Extract:
The trial included 878 patients (mean age, 67 years; 27% women) with NYHA class II to IV HF and EF < 40% who were on beta-blockers or unable to tolerate them and had past or present hyperkalemia (> 5 mEq/L). If a patient had past hyperkalemia, it had led to the discontinuation or reduced dosage of at least one RAAS inhibitor, Butler said.

The original primary endpoint was time to CV death or first CV hospitalization, but that was changed during the COVID-19 pandemic due to concerns about enrollment, drug supply and other factors, Butler said during a presentation. The revised primary endpoint was adjusted mean change in serum potassium to the end of the study on June 24, 2021.

Among the cohort, 360 patients from the patiromer group and 367 patients from the placebo group completed the blinded study treatment, Butler said.

Change in serum potassium levels between baseline and the end of the study was lower in the patiromer group than in the placebo group (patiromer, 0.03 mEq/L; 95% CI, –0.01 to 0.07; placebo, 0.13 mEq/L; 95% CI, 0.09-0.16; difference, –0.1; 95% CI, –0.13 to –0.07; P < .001), Butler said.

The rate of hyperkalemia of > 5.5 mEq/L was lower in the patiromer group than the placebo group (patiromer, 13.9%; placebo, 19.4%; HR = 0.63; 95% CI, 0.45-0.87; P = .006), according to the researchers.

The endpoint of reduction of mineralocorticoid receptor antagonist dose below target also occurred less often in the patiromer group than in the placebo group (patiromer, 13.9%; placebo, 18.9%; HR = 0.62; 95% CI, 0.45-0.87; P = .006), Butler said.

Total number of investigator-reported hyperkalemia events was 225 (77.7 per 100 person-years) in the patiromer group and 316 (118.2 per 100 person-years) in the placebo group (HR = 0.66; 95% CI, 0.53-0.81; P < .001), the researchers found.

The researchers also calculated win ratios for hyperkalemia-related outcomes and RAAS inhibitor use score, and both favored patiromer (win ratio for hyperkalemia = 1.53; 95% CI, 1.23-1.91; P < .001; win ratio for RAAS inhibitor use score = 1.25; 95% CI, 1.003-1.564; P = .048).

The results for the primary endpoint were consistent across prespecified subgroups except for region, Butler said. Compared with patients from the rest of the world, patients from Eastern Europe had less of a difference between the patiromer and placebo groups in the primary endpoint (P for interaction = .022), but the difference between patiromer and placebo remained significant in Eastern Europe, he said.

Serious adverse events occurred in 12.3% of the patiromer group and 13.2% in the placebo group, while 2.7% of the patiromer group and 2.5% of the placebo group had adverse events leading to withdrawal, Butler said.

“We did not have enough clinical events because the trial was stopped early to make any conclusive comments about clinical outcomes, but it stands to reason that optimization of RAAS inhibitor therapy without the concomitant risk of hyperkalemia may in the long run lead to better outcomes for these patients,” Butler said at the press conference.

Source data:
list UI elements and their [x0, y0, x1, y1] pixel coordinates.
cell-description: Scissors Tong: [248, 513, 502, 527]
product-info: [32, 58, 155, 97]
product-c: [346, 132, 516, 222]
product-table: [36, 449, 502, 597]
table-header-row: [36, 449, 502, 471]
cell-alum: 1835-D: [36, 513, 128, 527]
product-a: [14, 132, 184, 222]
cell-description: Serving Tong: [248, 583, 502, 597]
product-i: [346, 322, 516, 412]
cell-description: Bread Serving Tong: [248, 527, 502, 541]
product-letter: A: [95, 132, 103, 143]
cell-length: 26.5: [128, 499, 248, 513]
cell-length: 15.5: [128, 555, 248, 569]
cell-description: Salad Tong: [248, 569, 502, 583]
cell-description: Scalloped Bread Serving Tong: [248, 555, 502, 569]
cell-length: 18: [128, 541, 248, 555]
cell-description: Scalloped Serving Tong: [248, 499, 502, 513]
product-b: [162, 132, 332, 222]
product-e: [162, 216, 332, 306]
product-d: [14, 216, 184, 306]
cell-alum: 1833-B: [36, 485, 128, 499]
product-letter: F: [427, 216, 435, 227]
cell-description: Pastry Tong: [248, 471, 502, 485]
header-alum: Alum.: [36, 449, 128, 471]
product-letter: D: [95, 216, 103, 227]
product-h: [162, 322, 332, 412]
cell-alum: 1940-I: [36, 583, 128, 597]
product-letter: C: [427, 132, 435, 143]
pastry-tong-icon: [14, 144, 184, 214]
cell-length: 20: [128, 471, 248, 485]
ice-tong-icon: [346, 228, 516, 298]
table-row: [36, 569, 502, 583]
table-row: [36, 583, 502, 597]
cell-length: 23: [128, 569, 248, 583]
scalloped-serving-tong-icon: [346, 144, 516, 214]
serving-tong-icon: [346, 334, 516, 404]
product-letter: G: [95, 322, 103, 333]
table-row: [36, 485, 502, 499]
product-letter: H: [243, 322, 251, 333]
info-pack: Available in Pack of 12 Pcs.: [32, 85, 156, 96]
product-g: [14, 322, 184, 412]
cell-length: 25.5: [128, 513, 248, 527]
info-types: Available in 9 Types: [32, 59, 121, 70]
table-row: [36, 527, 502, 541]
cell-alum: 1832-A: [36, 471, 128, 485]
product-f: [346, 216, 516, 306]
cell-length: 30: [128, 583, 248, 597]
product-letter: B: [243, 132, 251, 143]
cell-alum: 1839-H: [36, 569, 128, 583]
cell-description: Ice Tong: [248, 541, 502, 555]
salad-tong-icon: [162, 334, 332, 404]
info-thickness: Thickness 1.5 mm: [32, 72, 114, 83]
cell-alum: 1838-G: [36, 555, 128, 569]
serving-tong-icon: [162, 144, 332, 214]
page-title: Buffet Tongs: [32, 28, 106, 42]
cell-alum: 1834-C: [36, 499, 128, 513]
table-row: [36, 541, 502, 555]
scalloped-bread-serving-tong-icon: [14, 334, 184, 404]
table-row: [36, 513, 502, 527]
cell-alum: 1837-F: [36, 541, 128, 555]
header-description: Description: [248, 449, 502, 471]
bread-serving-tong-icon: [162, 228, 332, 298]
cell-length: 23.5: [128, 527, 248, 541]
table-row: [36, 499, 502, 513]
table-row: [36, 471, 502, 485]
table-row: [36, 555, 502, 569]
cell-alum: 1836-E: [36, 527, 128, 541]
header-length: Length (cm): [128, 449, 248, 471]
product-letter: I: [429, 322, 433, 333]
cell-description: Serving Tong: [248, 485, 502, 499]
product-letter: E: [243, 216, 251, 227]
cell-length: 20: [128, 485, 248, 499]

Task A: Decide whether each statement agrees with the trial report, answering yes or no and quoting the deciding words of the text: (i) The trial enrolled 878 patients. (ii) The primary endpoint stayed the same throughout the study. (iii) Serious adverse events were more common in the patiromer group than in the placebo group.
Task B: Rewrite the trial report starting with "The researchers also" and going on through "Europe, he said.", renaming "Eastern Europe" as "Central Europe".

Response A:
(i) Yes: "The trial included 878 patients"
(ii) No: "that was changed during the COVID-19 pandemic"
(iii) No: "Serious adverse events occurred in 12.3% of the patiromer group and 13.2% in the placebo group"

Response B:
The researchers also calculated win ratios for hyperkalemia-related outcomes and RAAS inhibitor use score, and both favored patiromer (win ratio for hyperkalemia = 1.53; 95% CI, 1.23-1.91; P < .001; win ratio for RAAS inhibitor use score = 1.25; 95% CI, 1.003-1.564; P = .048).

The results for the primary endpoint were consistent across prespecified subgroups except for region, Butler said. Compared with patients from the rest of the world, patients from Central Europe had less of a difference between the patiromer and placebo groups in the primary endpoint (P for interaction = .022), but the difference between patiromer and placebo remained significant in Central Europe, he said.